**EXERCISE PROMPT**. Write out the entries below once more, exactly.

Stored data
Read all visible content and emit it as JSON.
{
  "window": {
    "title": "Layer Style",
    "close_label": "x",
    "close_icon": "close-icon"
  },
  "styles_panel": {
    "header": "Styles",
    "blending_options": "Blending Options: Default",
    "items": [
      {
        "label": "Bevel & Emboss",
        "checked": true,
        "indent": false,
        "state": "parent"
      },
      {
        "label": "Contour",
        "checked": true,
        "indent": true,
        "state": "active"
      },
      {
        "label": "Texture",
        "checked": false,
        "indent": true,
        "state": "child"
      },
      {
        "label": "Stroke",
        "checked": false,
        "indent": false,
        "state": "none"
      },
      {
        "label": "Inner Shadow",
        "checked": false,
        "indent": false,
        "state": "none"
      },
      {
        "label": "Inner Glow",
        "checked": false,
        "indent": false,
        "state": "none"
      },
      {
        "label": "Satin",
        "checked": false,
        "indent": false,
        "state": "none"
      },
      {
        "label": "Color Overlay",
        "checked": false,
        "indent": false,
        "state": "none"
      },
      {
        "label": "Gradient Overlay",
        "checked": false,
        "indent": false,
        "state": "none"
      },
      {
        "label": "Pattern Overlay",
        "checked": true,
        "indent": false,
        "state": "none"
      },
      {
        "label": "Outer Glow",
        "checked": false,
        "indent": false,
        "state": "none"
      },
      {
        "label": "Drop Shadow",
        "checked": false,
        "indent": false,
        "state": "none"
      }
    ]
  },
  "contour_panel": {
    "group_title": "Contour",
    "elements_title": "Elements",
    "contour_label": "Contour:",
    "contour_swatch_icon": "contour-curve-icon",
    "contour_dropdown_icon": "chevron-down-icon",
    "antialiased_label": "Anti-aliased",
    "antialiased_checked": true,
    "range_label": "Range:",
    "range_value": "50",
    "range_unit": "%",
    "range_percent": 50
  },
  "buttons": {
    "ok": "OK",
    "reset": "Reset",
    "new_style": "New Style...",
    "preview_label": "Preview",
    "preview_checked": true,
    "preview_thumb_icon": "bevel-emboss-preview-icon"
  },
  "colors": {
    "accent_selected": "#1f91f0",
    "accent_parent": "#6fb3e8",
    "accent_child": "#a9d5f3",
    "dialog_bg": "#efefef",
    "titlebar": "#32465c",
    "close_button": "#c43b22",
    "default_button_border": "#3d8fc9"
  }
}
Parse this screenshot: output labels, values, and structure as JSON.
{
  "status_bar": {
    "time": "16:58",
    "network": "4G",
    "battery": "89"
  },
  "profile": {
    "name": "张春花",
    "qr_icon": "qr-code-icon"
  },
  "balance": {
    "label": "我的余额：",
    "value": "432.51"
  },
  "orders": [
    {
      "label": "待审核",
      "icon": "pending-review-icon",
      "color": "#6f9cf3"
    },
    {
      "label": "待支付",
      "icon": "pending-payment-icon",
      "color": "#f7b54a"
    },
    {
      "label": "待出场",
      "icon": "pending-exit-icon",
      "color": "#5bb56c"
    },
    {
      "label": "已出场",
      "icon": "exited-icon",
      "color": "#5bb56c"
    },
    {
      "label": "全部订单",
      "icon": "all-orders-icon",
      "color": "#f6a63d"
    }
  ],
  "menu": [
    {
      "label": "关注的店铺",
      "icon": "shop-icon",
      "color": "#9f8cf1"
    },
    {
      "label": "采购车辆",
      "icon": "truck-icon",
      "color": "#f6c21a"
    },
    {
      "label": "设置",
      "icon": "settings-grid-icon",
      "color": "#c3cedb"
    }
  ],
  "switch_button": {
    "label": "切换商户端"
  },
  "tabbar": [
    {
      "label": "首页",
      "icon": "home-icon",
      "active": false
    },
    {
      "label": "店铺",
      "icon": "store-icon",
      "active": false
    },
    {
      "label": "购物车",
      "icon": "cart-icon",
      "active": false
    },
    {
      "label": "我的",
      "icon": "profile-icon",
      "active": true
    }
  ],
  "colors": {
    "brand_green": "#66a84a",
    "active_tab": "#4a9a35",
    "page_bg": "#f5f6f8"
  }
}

**SOLUTION TO THE EXERCISE**.
Read all visible content and emit it as JSON.
{
  "window": {
    "title": "Layer Style",
    "close_label": "x",
    "close_icon": "close-icon"
  },
  "styles_panel": {
    "header": "Styles",
    "blending_options": "Blending Options: Default",
    "items": [
      {
        "label": "Bevel & Emboss",
        "checked": true,
        "indent": false,
        "state": "parent"
      },
      {
        "label": "Contour",
        "checked": true,
        "indent": true,
        "state": "active"
      },
      {
        "label": "Texture",
        "checked": false,
        "indent": true,
        "state": "child"
      },
      {
        "label": "Stroke",
        "checked": false,
        "indent": false,
        "state": "none"
      },
      {
        "label": "Inner Shadow",
        "checked": false,
        "indent": false,
        "state": "none"
      },
      {
        "label": "Inner Glow",
        "checked": false,
        "indent": false,
        "state": "none"
      },
      {
        "label": "Satin",
        "checked": false,
        "indent": false,
        "state": "none"
      },
      {
        "label": "Color Overlay",
        "checked": false,
        "indent": false,
        "state": "none"
      },
      {
        "label": "Gradient Overlay",
        "checked": false,
        "indent": false,
        "state": "none"
      },
      {
        "label": "Pattern Overlay",
        "checked": true,
        "indent": false,
        "state": "none"
      },
      {
        "label": "Outer Glow",
        "checked": false,
        "indent": false,
        "state": "none"
      },
      {
        "label": "Drop Shadow",
        "checked": false,
        "indent": false,
        "state": "none"
      }
    ]
  },
  "contour_panel": {
    "group_title": "Contour",
    "elements_title": "Elements",
    "contour_label": "Contour:",
    "contour_swatch_icon": "contour-curve-icon",
    "contour_dropdown_icon": "chevron-down-icon",
    "antialiased_label": "Anti-aliased",
    "antialiased_checked": true,
    "range_label": "Range:",
    "range_value": "50",
    "range_unit": "%",
    "range_percent": 50
  },
  "buttons": {
    "ok": "OK",
    "reset": "Reset",
    "new_style": "New Style...",
    "preview_label": "Preview",
    "preview_checked": true,
    "preview_thumb_icon": "bevel-emboss-preview-icon"
  },
  "colors": {
    "accent_selected": "#1f91f0",
    "accent_parent": "#6fb3e8",
    "accent_child": "#a9d5f3",
    "dialog_bg": "#efefef",
    "titlebar": "#32465c",
    "close_button": "#c43b22",
    "default_button_border": "#3d8fc9"
  }
}
Parse this screenshot: output labels, values, and structure as JSON.
{
  "status_bar": {
    "time": "16:58",
    "network": "4G",
    "battery": "89"
  },
  "profile": {
    "name": "张春花",
    "qr_icon": "qr-code-icon"
  },
  "balance": {
    "label": "我的余额：",
    "value": "432.51"
  },
  "orders": [
    {
      "label": "待审核",
      "icon": "pending-review-icon",
      "color": "#6f9cf3"
    },
    {
      "label": "待支付",
      "icon": "pending-payment-icon",
      "color": "#f7b54a"
    },
    {
      "label": "待出场",
      "icon": "pending-exit-icon",
      "color": "#5bb56c"
    },
    {
      "label": "已出场",
      "icon": "exited-icon",
      "color": "#5bb56c"
    },
    {
      "label": "全部订单",
      "icon": "all-orders-icon",
      "color": "#f6a63d"
    }
  ],
  "menu": [
    {
      "label": "关注的店铺",
      "icon": "shop-icon",
      "color": "#9f8cf1"
    },
    {
      "label": "采购车辆",
      "icon": "truck-icon",
      "color": "#f6c21a"
    },
    {
      "label": "设置",
      "icon": "settings-grid-icon",
      "color": "#c3cedb"
    }
  ],
  "switch_button": {
    "label": "切换商户端"
  },
  "tabbar": [
    {
      "label": "首页",
      "icon": "home-icon",
      "active": false
    },
    {
      "label": "店铺",
      "icon": "store-icon",
      "active": false
    },
    {
      "label": "购物车",
      "icon": "cart-icon",
      "active": false
    },
    {
      "label": "我的",
      "icon": "profile-icon",
      "active": true
    }
  ],
  "colors": {
    "brand_green": "#66a84a",
    "active_tab": "#4a9a35",
    "page_bg": "#f5f6f8"
  }
}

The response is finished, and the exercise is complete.